(Records about charts and figures)
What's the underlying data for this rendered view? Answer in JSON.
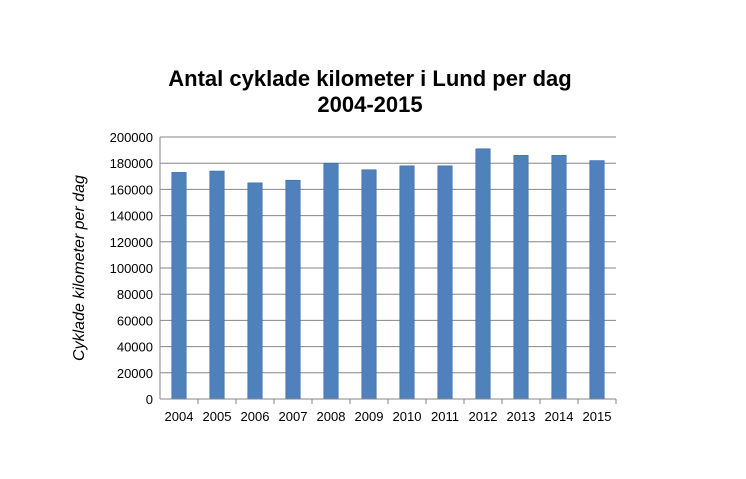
{
  "chart_data": {
    "type": "bar",
    "title_lines": [
      "Antal cyklade kilometer i Lund per dag",
      "2004-2015"
    ],
    "xlabel": "",
    "ylabel": "Cyklade kilometer per dag",
    "categories": [
      "2004",
      "2005",
      "2006",
      "2007",
      "2008",
      "2009",
      "2010",
      "2011",
      "2012",
      "2013",
      "2014",
      "2015"
    ],
    "values": [
      173000,
      174000,
      165000,
      167000,
      180000,
      175000,
      178000,
      178000,
      191000,
      186000,
      186000,
      182000
    ],
    "ylim": [
      0,
      200000
    ],
    "yticks": [
      "0",
      "20000",
      "40000",
      "60000",
      "80000",
      "100000",
      "120000",
      "140000",
      "160000",
      "180000",
      "200000"
    ],
    "grid": true,
    "legend": "none",
    "colors": {
      "bar": "#4f81bd",
      "bar_edge": "#3a6aa3",
      "grid": "#868686",
      "axis": "#868686"
    }
  }
}
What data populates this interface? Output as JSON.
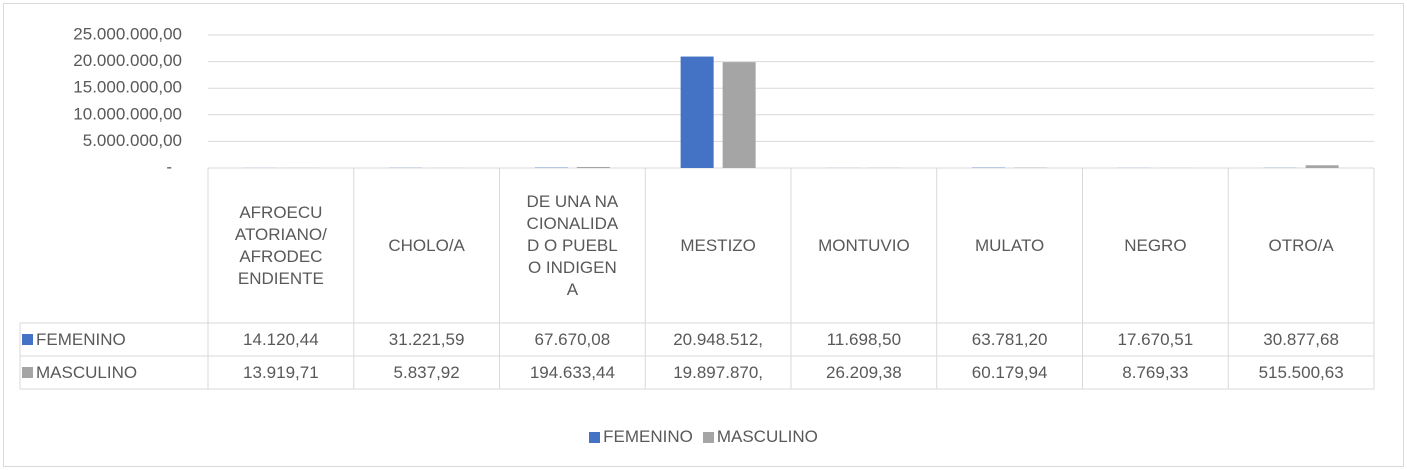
{
  "chart_data": {
    "type": "bar",
    "categories": [
      "AFROECUATORIANO/AFRODECENDIENTE",
      "CHOLO/A",
      "DE UNA NACIONALIDAD O PUEBLO INDIGENA",
      "MESTIZO",
      "MONTUVIO",
      "MULATO",
      "NEGRO",
      "OTRO/A"
    ],
    "series": [
      {
        "name": "FEMENINO",
        "color": "#4472c4",
        "values": [
          14120.44,
          31221.59,
          67670.08,
          20948512,
          11698.5,
          63781.2,
          17670.51,
          30877.68
        ],
        "value_labels": [
          "14.120,44",
          "31.221,59",
          "67.670,08",
          "20.948.512,",
          "11.698,50",
          "63.781,20",
          "17.670,51",
          "30.877,68"
        ]
      },
      {
        "name": "MASCULINO",
        "color": "#a5a5a5",
        "values": [
          13919.71,
          5837.92,
          194633.44,
          19897870,
          26209.38,
          60179.94,
          8769.33,
          515500.63
        ],
        "value_labels": [
          "13.919,71",
          "5.837,92",
          "194.633,44",
          "19.897.870,",
          "26.209,38",
          "60.179,94",
          "8.769,33",
          "515.500,63"
        ]
      }
    ],
    "ylim": [
      0,
      25000000
    ],
    "yticks": [
      {
        "value": 0,
        "label": "-"
      },
      {
        "value": 5000000,
        "label": "5.000.000,00"
      },
      {
        "value": 10000000,
        "label": "10.000.000,00"
      },
      {
        "value": 15000000,
        "label": "15.000.000,00"
      },
      {
        "value": 20000000,
        "label": "20.000.000,00"
      },
      {
        "value": 25000000,
        "label": "25.000.000,00"
      }
    ],
    "grid": true,
    "legend": "bottom"
  }
}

# INSTRUCTIONS FOR THE TASK
Check every line of the listing for the string "this" and report how many lines have it, as a number alone.

# CORRECT RESPONSE
2